**SHORT PROBLEM:** Set down each record below precisely, skipping the pictures.

Stored records
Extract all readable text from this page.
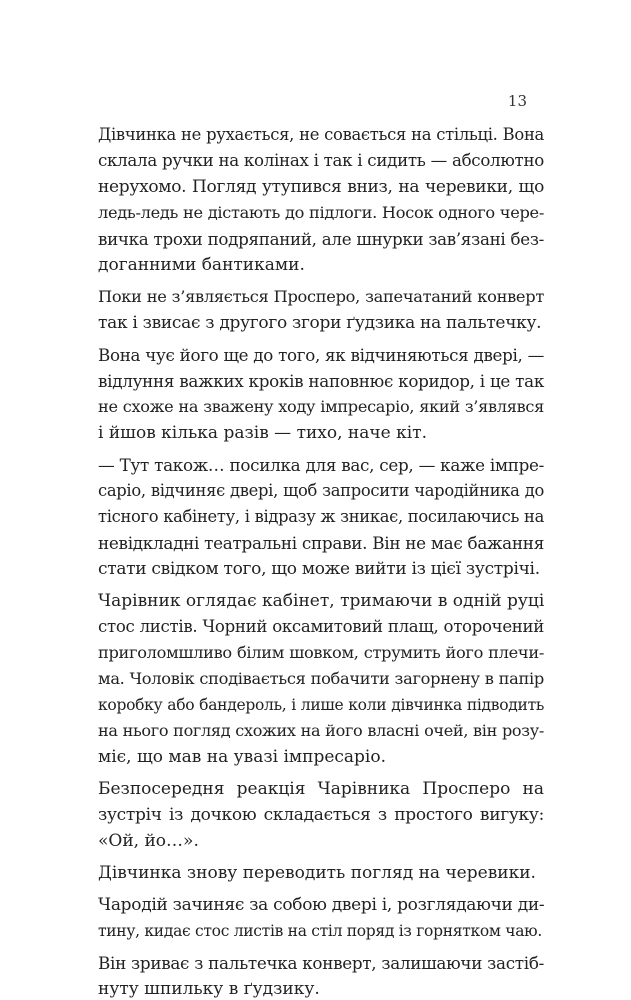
13
Дівчинка не рухається, не совається на стільці. Вона
склала ручки на колінах і так і сидить — абсолютно
нерухомо. Погляд утупився вниз, на черевики, що
ледь-ледь не дістають до підлоги. Носок одного чере-
вичка трохи подряпаний, але шнурки зав’язані без-
доганними бантиками.
Поки не з’являється Просперо, запечатаний конверт
так і звисає з другого згори ґудзика на пальтечку.
Вона чує його ще до того, як відчиняються двері, —
відлуння важких кроків наповнює коридор, і це так
не схоже на зважену ходу імпресаріо, який з’являвся
і йшов кілька разів — тихо, наче кіт.
— Тут також… посилка для вас, сер, — каже імпре-
саріо, відчиняє двері, щоб запросити чародійника до
тісного кабінету, і відразу ж зникає, посилаючись на
невідкладні театральні справи. Він не має бажання
стати свідком того, що може вийти із цієї зустрічі.
Чарівник оглядає кабінет, тримаючи в одній руці
стос листів. Чорний оксамитовий плащ, оторочений
приголомшливо білим шовком, струмить його плечи-
ма. Чоловік сподівається побачити загорнену в папір
коробку або бандероль, і лише коли дівчинка підводить
на нього погляд схожих на його власні очей, він розу-
міє, що мав на увазі імпресаріо.
Безпосередня реакція Чарівника Просперо на
зустріч із дочкою складається з простого вигуку:
«Ой, йо…».
Дівчинка знову переводить погляд на черевики.
Чародій зачиняє за собою двері і, розглядаючи ди-
тину, кидає стос листів на стіл поряд із горнятком чаю.
Він зриває з пальтечка конверт, залишаючи застіб-
нуту шпильку в ґудзику.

**THE ANSWER:**
Extract all readable text from this page.
13
Дівчинка не рухається, не совається на стільці. Вона
склала ручки на колінах і так і сидить — абсолютно
нерухомо. Погляд утупився вниз, на черевики, що
ледь-ледь не дістають до підлоги. Носок одного чере-
вичка трохи подряпаний, але шнурки зав’язані без-
доганними бантиками.
Поки не з’являється Просперо, запечатаний конверт
так і звисає з другого згори ґудзика на пальтечку.
Вона чує його ще до того, як відчиняються двері, —
відлуння важких кроків наповнює коридор, і це так
не схоже на зважену ходу імпресаріо, який з’являвся
і йшов кілька разів — тихо, наче кіт.
— Тут також… посилка для вас, сер, — каже імпре-
саріо, відчиняє двері, щоб запросити чародійника до
тісного кабінету, і відразу ж зникає, посилаючись на
невідкладні театральні справи. Він не має бажання
стати свідком того, що може вийти із цієї зустрічі.
Чарівник оглядає кабінет, тримаючи в одній руці
стос листів. Чорний оксамитовий плащ, оторочений
приголомшливо білим шовком, струмить його плечи-
ма. Чоловік сподівається побачити загорнену в папір
коробку або бандероль, і лише коли дівчинка підводить
на нього погляд схожих на його власні очей, він розу-
міє, що мав на увазі імпресаріо.
Безпосередня реакція Чарівника Просперо на
зустріч із дочкою складається з простого вигуку:
«Ой, йо…».
Дівчинка знову переводить погляд на черевики.
Чародій зачиняє за собою двері і, розглядаючи ди-
тину, кидає стос листів на стіл поряд із горнятком чаю.
Він зриває з пальтечка конверт, залишаючи застіб-
нуту шпильку в ґудзику.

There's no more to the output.